A Comprehensive Evaluation of Histopathology Foundation Models for Ovarian Cancer Subtype Classification

Large pretrained transformers are increasingly being developed as generalised foundation models which can underpin powerful task-specific artificial intelligence models. Histopathology foundation models show great promise across many tasks, but analyses have typically been limited by arbitrary hyperparameters that were not tuned to the specific task. We report the most rigorous single-task validation of histopathology foundation models to date, specifically in ovarian cancer morphological subtyping. Attention-based multiple instance learning classifiers were compared using three ImageNet-pretrained feature extractors and fourteen histopathology foundation models. The training set consisted of 1864 whole slide images from 434 ovarian carcinoma cases at Leeds Teaching Hospitals NHS Trust. Five-class classification performance was evaluated through five-fold cross-validation, and these cross-validation models were ensembled for hold-out testing and external validation on the Transcanadian Study and OCEAN Challenge datasets. The best-performing model used the H-optimus-0 foundation model, with five-class balanced accuracies of 89%, 97%, and 74% in the test sets. Normalisations and augmentations aided the performance of the ImageNet-pretrained ResNets, but these were still outperformed by 13 of the 14 foundation models. Hyperparameter tuning the downstream classifiers improved performance by a median 1.9% balanced accuracy, with many improvements being statistically significant. Histopathology foundation models offer a clear benefit to ovarian cancer subtyping, improving classification performance to a degree where clinical utility is tangible, albeit with an increased computational burden. Such models could provide a second opinion to histopathologists diagnosing challenging cases and may improve the accuracy, objectivity, and efficiency of pathological diagnoses overall.

Records shown:
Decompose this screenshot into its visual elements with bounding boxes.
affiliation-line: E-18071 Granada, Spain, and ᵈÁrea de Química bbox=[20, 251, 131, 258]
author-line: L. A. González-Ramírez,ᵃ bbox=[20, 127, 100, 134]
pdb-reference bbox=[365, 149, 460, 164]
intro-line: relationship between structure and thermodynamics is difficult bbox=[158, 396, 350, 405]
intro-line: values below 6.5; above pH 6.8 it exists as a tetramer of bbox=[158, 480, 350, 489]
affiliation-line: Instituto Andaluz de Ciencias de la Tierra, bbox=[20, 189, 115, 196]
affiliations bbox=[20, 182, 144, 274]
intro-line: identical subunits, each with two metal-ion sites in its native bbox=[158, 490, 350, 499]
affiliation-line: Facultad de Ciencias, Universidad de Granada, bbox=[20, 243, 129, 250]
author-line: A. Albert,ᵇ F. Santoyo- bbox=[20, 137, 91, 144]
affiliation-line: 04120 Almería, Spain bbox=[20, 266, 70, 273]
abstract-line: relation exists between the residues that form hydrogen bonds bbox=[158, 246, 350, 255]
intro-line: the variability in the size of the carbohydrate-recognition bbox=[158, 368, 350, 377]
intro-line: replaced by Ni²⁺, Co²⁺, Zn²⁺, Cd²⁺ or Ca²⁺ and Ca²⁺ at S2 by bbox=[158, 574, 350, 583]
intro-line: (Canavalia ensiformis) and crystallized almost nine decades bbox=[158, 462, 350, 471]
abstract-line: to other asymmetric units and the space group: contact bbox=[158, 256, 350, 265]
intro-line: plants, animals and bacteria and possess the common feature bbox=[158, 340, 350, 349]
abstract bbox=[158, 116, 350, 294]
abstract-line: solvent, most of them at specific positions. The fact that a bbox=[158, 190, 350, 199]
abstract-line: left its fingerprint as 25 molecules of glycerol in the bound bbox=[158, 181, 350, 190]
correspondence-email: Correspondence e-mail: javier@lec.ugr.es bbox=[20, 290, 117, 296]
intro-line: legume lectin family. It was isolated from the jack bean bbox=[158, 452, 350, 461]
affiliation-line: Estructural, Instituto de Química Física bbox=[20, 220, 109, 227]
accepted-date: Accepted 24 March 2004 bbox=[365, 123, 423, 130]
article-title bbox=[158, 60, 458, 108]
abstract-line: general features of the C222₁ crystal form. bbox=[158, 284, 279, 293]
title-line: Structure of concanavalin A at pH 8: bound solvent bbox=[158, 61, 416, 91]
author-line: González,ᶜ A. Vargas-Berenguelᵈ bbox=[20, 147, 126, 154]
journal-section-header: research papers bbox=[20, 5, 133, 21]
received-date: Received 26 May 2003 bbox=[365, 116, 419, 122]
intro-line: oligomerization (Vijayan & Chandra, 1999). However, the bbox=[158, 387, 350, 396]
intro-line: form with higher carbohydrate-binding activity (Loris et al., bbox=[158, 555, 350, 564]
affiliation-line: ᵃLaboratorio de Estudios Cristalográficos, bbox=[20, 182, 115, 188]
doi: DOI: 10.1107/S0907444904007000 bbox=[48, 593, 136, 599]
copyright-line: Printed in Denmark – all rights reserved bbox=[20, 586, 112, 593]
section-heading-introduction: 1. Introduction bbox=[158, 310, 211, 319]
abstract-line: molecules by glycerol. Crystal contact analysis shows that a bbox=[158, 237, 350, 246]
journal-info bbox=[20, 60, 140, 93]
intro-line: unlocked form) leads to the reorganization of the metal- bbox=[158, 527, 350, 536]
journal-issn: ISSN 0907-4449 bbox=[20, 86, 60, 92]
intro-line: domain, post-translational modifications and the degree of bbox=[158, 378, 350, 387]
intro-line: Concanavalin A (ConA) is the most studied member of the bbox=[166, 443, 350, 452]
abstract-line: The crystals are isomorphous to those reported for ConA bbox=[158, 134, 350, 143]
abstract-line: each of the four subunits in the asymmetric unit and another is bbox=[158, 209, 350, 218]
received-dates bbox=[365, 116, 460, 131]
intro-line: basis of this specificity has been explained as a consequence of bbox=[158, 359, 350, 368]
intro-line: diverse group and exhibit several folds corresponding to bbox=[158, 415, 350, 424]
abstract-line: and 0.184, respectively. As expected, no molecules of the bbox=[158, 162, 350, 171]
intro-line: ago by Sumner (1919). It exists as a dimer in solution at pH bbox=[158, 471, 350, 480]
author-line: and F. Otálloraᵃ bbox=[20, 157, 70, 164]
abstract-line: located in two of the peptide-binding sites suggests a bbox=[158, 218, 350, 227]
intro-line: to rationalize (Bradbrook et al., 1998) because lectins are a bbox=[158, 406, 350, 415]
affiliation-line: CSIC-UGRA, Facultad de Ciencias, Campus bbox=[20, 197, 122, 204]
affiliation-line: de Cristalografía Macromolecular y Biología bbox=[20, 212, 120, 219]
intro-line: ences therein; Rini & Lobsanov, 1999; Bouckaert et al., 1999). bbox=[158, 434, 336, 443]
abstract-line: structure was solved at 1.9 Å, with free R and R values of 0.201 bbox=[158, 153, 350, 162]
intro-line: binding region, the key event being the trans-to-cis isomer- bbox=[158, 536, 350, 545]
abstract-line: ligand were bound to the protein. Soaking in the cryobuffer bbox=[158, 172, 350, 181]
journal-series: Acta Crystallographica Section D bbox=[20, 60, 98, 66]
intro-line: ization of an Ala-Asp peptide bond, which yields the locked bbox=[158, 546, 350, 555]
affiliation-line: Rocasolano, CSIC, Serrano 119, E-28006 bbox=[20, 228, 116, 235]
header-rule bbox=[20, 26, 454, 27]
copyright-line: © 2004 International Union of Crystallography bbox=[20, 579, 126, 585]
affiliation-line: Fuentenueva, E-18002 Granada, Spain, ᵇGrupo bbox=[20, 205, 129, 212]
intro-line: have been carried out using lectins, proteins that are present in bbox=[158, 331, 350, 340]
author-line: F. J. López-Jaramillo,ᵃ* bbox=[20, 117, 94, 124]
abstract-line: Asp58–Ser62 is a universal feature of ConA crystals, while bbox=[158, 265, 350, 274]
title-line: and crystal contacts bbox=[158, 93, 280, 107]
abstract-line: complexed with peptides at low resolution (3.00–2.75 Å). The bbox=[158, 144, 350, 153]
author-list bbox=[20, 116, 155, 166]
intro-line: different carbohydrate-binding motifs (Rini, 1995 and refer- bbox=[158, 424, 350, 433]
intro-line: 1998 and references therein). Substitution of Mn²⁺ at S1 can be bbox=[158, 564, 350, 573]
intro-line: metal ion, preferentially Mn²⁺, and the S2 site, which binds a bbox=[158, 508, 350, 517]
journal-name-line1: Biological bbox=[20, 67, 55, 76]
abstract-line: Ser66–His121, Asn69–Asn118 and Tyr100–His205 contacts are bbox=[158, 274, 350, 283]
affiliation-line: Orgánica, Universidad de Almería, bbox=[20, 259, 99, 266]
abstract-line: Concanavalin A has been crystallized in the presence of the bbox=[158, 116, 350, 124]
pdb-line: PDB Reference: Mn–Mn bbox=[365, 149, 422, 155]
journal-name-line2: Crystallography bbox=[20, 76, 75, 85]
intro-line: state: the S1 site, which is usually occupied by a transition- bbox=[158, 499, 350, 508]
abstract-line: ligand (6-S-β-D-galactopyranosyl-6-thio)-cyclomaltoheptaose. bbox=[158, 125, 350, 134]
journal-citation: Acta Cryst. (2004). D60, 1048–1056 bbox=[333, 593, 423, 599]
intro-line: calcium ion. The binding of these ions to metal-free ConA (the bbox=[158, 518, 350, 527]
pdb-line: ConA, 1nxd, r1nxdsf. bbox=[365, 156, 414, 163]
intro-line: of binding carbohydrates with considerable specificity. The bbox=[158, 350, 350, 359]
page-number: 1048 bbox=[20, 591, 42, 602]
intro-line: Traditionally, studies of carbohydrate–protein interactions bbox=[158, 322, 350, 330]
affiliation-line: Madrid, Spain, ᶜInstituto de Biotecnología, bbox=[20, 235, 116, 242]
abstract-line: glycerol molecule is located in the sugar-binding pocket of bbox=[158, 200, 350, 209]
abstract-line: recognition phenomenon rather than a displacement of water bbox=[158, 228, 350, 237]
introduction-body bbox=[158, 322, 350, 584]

Problem statement:
In the abstract on ovarian cancer subtype classification, which foundation model did the best-performing model use?

Response to this exercise:
H-optimus-0